• DATASET EXTRACT:
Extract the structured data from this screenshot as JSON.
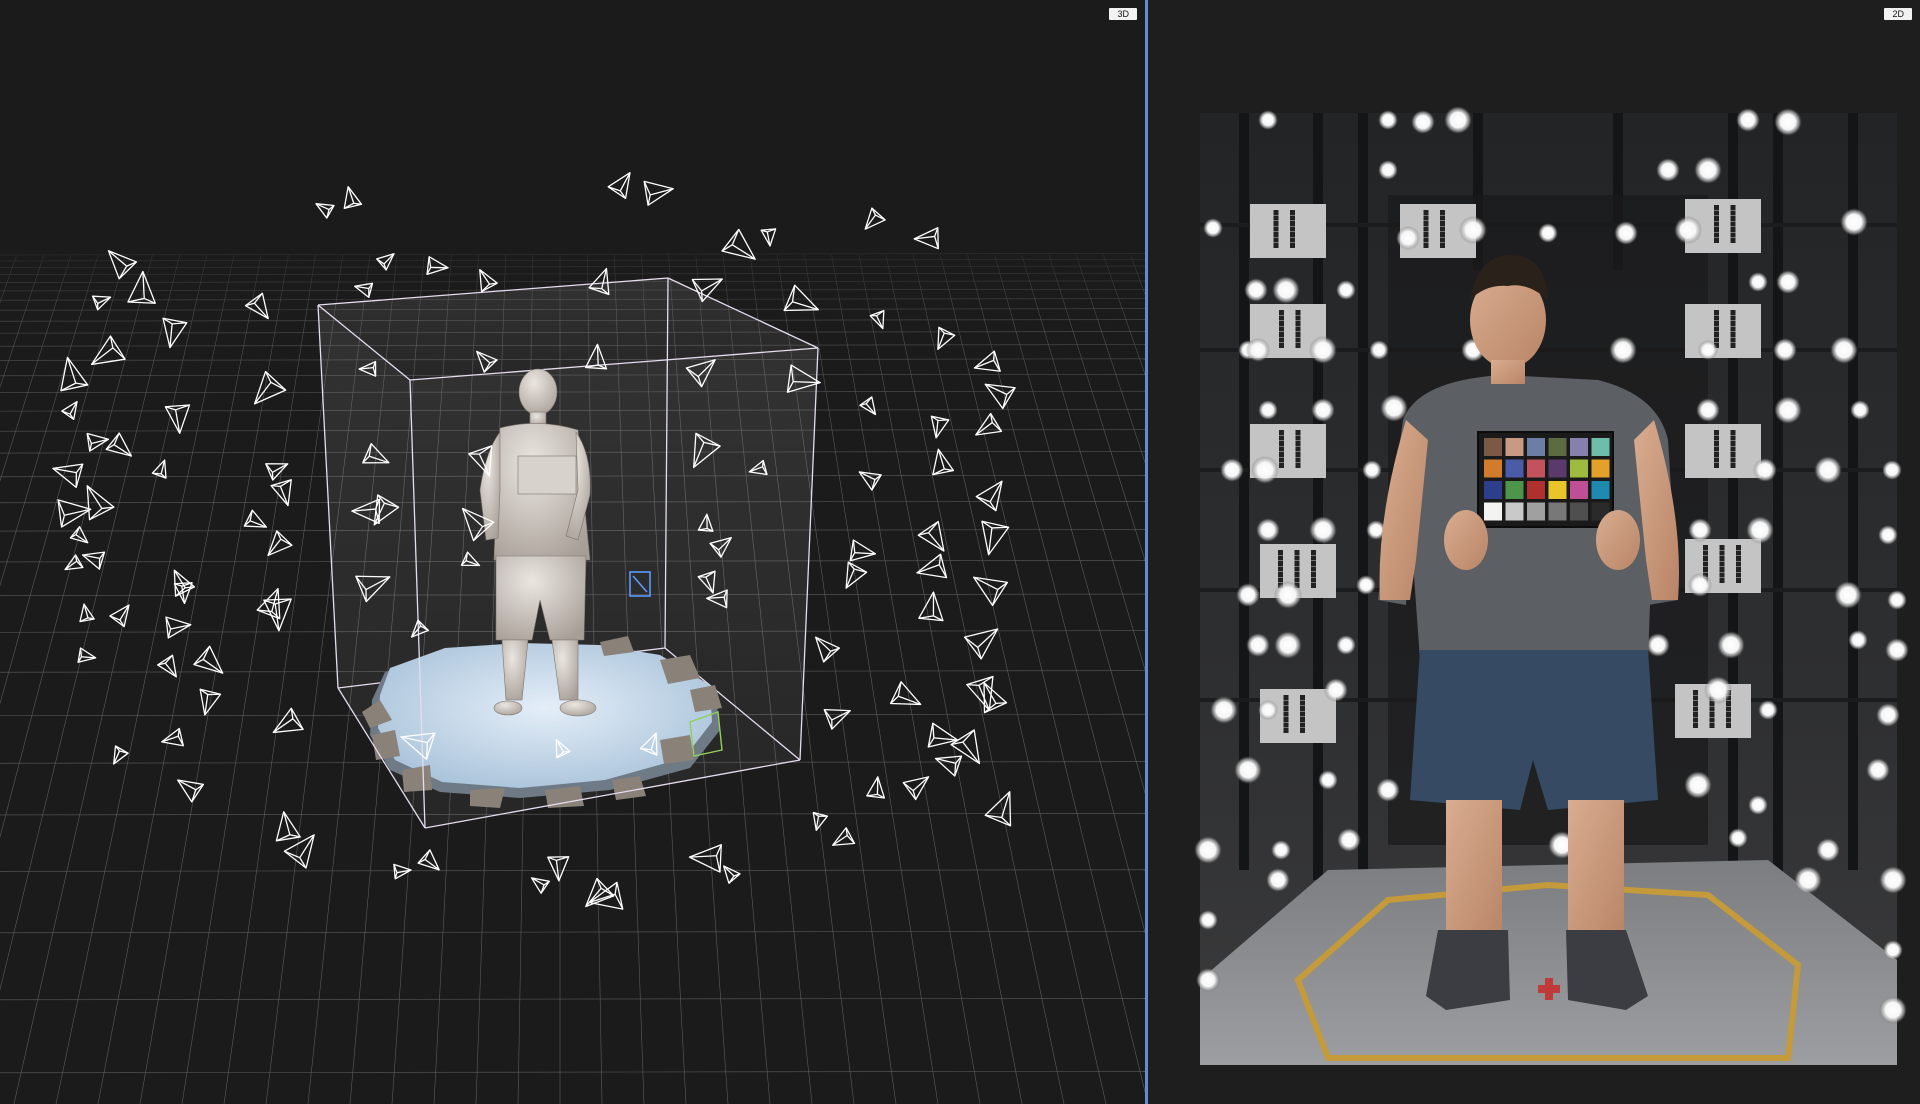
{
  "viewports": {
    "left": {
      "mode_label": "3D"
    },
    "right": {
      "mode_label": "2D"
    }
  },
  "colors": {
    "background": "#1b1b1b",
    "divider": "#5b8fd6",
    "grid": "#6a6a6a",
    "bounding_box": "#e8e0f0",
    "model": "#cfc7c0",
    "turntable": "#c8dcef",
    "camera_frustum": "#ffffff",
    "selected_camera": "#5b9bff"
  }
}
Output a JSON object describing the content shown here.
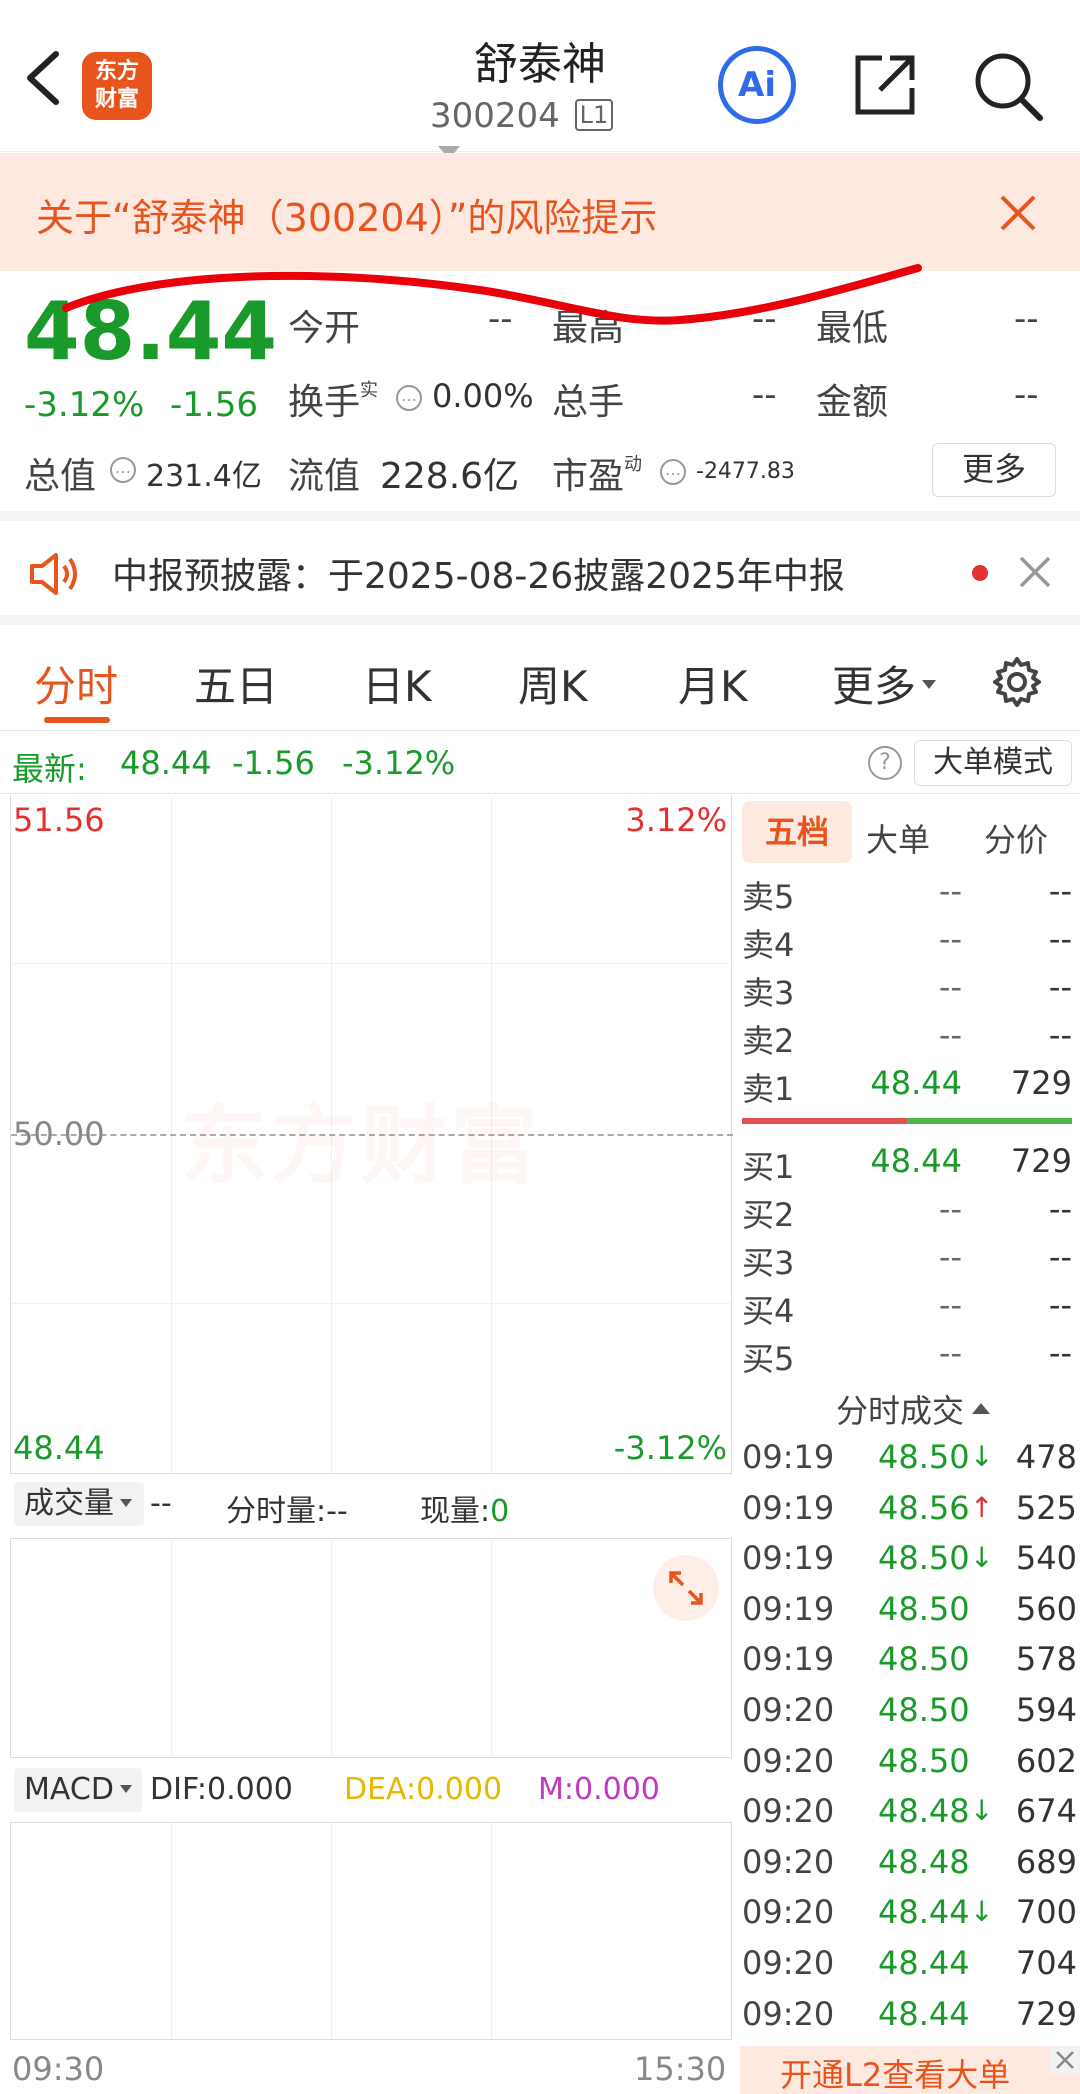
{
  "header": {
    "stock_name": "舒泰神",
    "stock_code": "300204",
    "level_badge": "L1",
    "logo_line1": "东方",
    "logo_line2": "财富",
    "ai_label": "Ai"
  },
  "banner": {
    "text": "关于“舒泰神（300204）”的风险提示"
  },
  "quote": {
    "price": "48.44",
    "change_pct": "-3.12%",
    "change": "-1.56",
    "open_label": "今开",
    "open_value": "--",
    "high_label": "最高",
    "high_value": "--",
    "low_label": "最低",
    "low_value": "--",
    "turnover_label": "换手",
    "turnover_sup": "实",
    "turnover_value": "0.00%",
    "volume_label": "总手",
    "volume_value": "--",
    "amount_label": "金额",
    "amount_value": "--",
    "mktcap_label": "总值",
    "mktcap_value": "231.4亿",
    "float_label": "流值",
    "float_value": "228.6亿",
    "pe_label": "市盈",
    "pe_sup": "动",
    "pe_value": "-2477.83",
    "more_button": "更多"
  },
  "notice": {
    "text": "中报预披露：于2025-08-26披露2025年中报"
  },
  "tabs": [
    "分时",
    "五日",
    "日K",
    "周K",
    "月K",
    "更多"
  ],
  "latest_bar": {
    "label": "最新:",
    "price": "48.44",
    "change": "-1.56",
    "pct": "-3.12%",
    "mode_button": "大单模式"
  },
  "chart": {
    "top_price": "51.56",
    "top_pct": "3.12%",
    "mid_price": "50.00",
    "bottom_price": "48.44",
    "bottom_pct": "-3.12%",
    "watermark": "东方财富",
    "time_start": "09:30",
    "time_end": "15:30"
  },
  "volume": {
    "selector": "成交量",
    "value": "--",
    "fenshi_label": "分时量:--",
    "xianliang_label": "现量:",
    "xianliang_value": "0"
  },
  "macd": {
    "selector": "MACD",
    "dif": "DIF:0.000",
    "dea": "DEA:0.000",
    "m": "M:0.000"
  },
  "orderbook": {
    "tabs": [
      "五档",
      "大单",
      "分价"
    ],
    "asks": [
      {
        "label": "卖5",
        "price": "--",
        "vol": "--"
      },
      {
        "label": "卖4",
        "price": "--",
        "vol": "--"
      },
      {
        "label": "卖3",
        "price": "--",
        "vol": "--"
      },
      {
        "label": "卖2",
        "price": "--",
        "vol": "--"
      },
      {
        "label": "卖1",
        "price": "48.44",
        "vol": "729"
      }
    ],
    "bids": [
      {
        "label": "买1",
        "price": "48.44",
        "vol": "729"
      },
      {
        "label": "买2",
        "price": "--",
        "vol": "--"
      },
      {
        "label": "买3",
        "price": "--",
        "vol": "--"
      },
      {
        "label": "买4",
        "price": "--",
        "vol": "--"
      },
      {
        "label": "买5",
        "price": "--",
        "vol": "--"
      }
    ]
  },
  "trades": {
    "title": "分时成交",
    "rows": [
      {
        "time": "09:19",
        "price": "48.50",
        "arrow": "↓",
        "vol": "478"
      },
      {
        "time": "09:19",
        "price": "48.56",
        "arrow": "↑",
        "vol": "525"
      },
      {
        "time": "09:19",
        "price": "48.50",
        "arrow": "↓",
        "vol": "540"
      },
      {
        "time": "09:19",
        "price": "48.50",
        "arrow": "",
        "vol": "560"
      },
      {
        "time": "09:19",
        "price": "48.50",
        "arrow": "",
        "vol": "578"
      },
      {
        "time": "09:20",
        "price": "48.50",
        "arrow": "",
        "vol": "594"
      },
      {
        "time": "09:20",
        "price": "48.50",
        "arrow": "",
        "vol": "602"
      },
      {
        "time": "09:20",
        "price": "48.48",
        "arrow": "↓",
        "vol": "674"
      },
      {
        "time": "09:20",
        "price": "48.48",
        "arrow": "",
        "vol": "689"
      },
      {
        "time": "09:20",
        "price": "48.44",
        "arrow": "↓",
        "vol": "700"
      },
      {
        "time": "09:20",
        "price": "48.44",
        "arrow": "",
        "vol": "704"
      },
      {
        "time": "09:20",
        "price": "48.44",
        "arrow": "",
        "vol": "729"
      }
    ],
    "l2_button": "开通L2查看大单"
  },
  "colors": {
    "brand_orange": "#e8541e",
    "down_green": "#1a9a2a",
    "up_red": "#e33030",
    "banner_bg": "#fde9df",
    "annotation_red": "#e8000b"
  }
}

• TASK INSTRUCTIONS:
In your copy, leave out the pictures and reproduce the material above exactly.

• CORRECT OUTPUT:
Extract the structured data from this screenshot as JSON.
{
  "viewports": {
    "left": {
      "mode_label": "3D"
    },
    "right": {
      "mode_label": "2D"
    }
  },
  "colors": {
    "background": "#1b1b1b",
    "divider": "#5b8fd6",
    "grid": "#6a6a6a",
    "bounding_box": "#e8e0f0",
    "model": "#cfc7c0",
    "turntable": "#c8dcef",
    "camera_frustum": "#ffffff",
    "selected_camera": "#5b9bff"
  }
}
Output a JSON object describing the content shown here.
{
  "header": {
    "stock_name": "舒泰神",
    "stock_code": "300204",
    "level_badge": "L1",
    "logo_line1": "东方",
    "logo_line2": "财富",
    "ai_label": "Ai"
  },
  "banner": {
    "text": "关于“舒泰神（300204）”的风险提示"
  },
  "quote": {
    "price": "48.44",
    "change_pct": "-3.12%",
    "change": "-1.56",
    "open_label": "今开",
    "open_value": "--",
    "high_label": "最高",
    "high_value": "--",
    "low_label": "最低",
    "low_value": "--",
    "turnover_label": "换手",
    "turnover_sup": "实",
    "turnover_value": "0.00%",
    "volume_label": "总手",
    "volume_value": "--",
    "amount_label": "金额",
    "amount_value": "--",
    "mktcap_label": "总值",
    "mktcap_value": "231.4亿",
    "float_label": "流值",
    "float_value": "228.6亿",
    "pe_label": "市盈",
    "pe_sup": "动",
    "pe_value": "-2477.83",
    "more_button": "更多"
  },
  "notice": {
    "text": "中报预披露：于2025-08-26披露2025年中报"
  },
  "tabs": [
    "分时",
    "五日",
    "日K",
    "周K",
    "月K",
    "更多"
  ],
  "latest_bar": {
    "label": "最新:",
    "price": "48.44",
    "change": "-1.56",
    "pct": "-3.12%",
    "mode_button": "大单模式"
  },
  "chart": {
    "top_price": "51.56",
    "top_pct": "3.12%",
    "mid_price": "50.00",
    "bottom_price": "48.44",
    "bottom_pct": "-3.12%",
    "watermark": "东方财富",
    "time_start": "09:30",
    "time_end": "15:30"
  },
  "volume": {
    "selector": "成交量",
    "value": "--",
    "fenshi_label": "分时量:--",
    "xianliang_label": "现量:",
    "xianliang_value": "0"
  },
  "macd": {
    "selector": "MACD",
    "dif": "DIF:0.000",
    "dea": "DEA:0.000",
    "m": "M:0.000"
  },
  "orderbook": {
    "tabs": [
      "五档",
      "大单",
      "分价"
    ],
    "asks": [
      {
        "label": "卖5",
        "price": "--",
        "vol": "--"
      },
      {
        "label": "卖4",
        "price": "--",
        "vol": "--"
      },
      {
        "label": "卖3",
        "price": "--",
        "vol": "--"
      },
      {
        "label": "卖2",
        "price": "--",
        "vol": "--"
      },
      {
        "label": "卖1",
        "price": "48.44",
        "vol": "729"
      }
    ],
    "bids": [
      {
        "label": "买1",
        "price": "48.44",
        "vol": "729"
      },
      {
        "label": "买2",
        "price": "--",
        "vol": "--"
      },
      {
        "label": "买3",
        "price": "--",
        "vol": "--"
      },
      {
        "label": "买4",
        "price": "--",
        "vol": "--"
      },
      {
        "label": "买5",
        "price": "--",
        "vol": "--"
      }
    ]
  },
  "trades": {
    "title": "分时成交",
    "rows": [
      {
        "time": "09:19",
        "price": "48.50",
        "arrow": "↓",
        "vol": "478"
      },
      {
        "time": "09:19",
        "price": "48.56",
        "arrow": "↑",
        "vol": "525"
      },
      {
        "time": "09:19",
        "price": "48.50",
        "arrow": "↓",
        "vol": "540"
      },
      {
        "time": "09:19",
        "price": "48.50",
        "arrow": "",
        "vol": "560"
      },
      {
        "time": "09:19",
        "price": "48.50",
        "arrow": "",
        "vol": "578"
      },
      {
        "time": "09:20",
        "price": "48.50",
        "arrow": "",
        "vol": "594"
      },
      {
        "time": "09:20",
        "price": "48.50",
        "arrow": "",
        "vol": "602"
      },
      {
        "time": "09:20",
        "price": "48.48",
        "arrow": "↓",
        "vol": "674"
      },
      {
        "time": "09:20",
        "price": "48.48",
        "arrow": "",
        "vol": "689"
      },
      {
        "time": "09:20",
        "price": "48.44",
        "arrow": "↓",
        "vol": "700"
      },
      {
        "time": "09:20",
        "price": "48.44",
        "arrow": "",
        "vol": "704"
      },
      {
        "time": "09:20",
        "price": "48.44",
        "arrow": "",
        "vol": "729"
      }
    ],
    "l2_button": "开通L2查看大单"
  },
  "colors": {
    "brand_orange": "#e8541e",
    "down_green": "#1a9a2a",
    "up_red": "#e33030",
    "banner_bg": "#fde9df",
    "annotation_red": "#e8000b"
  }
}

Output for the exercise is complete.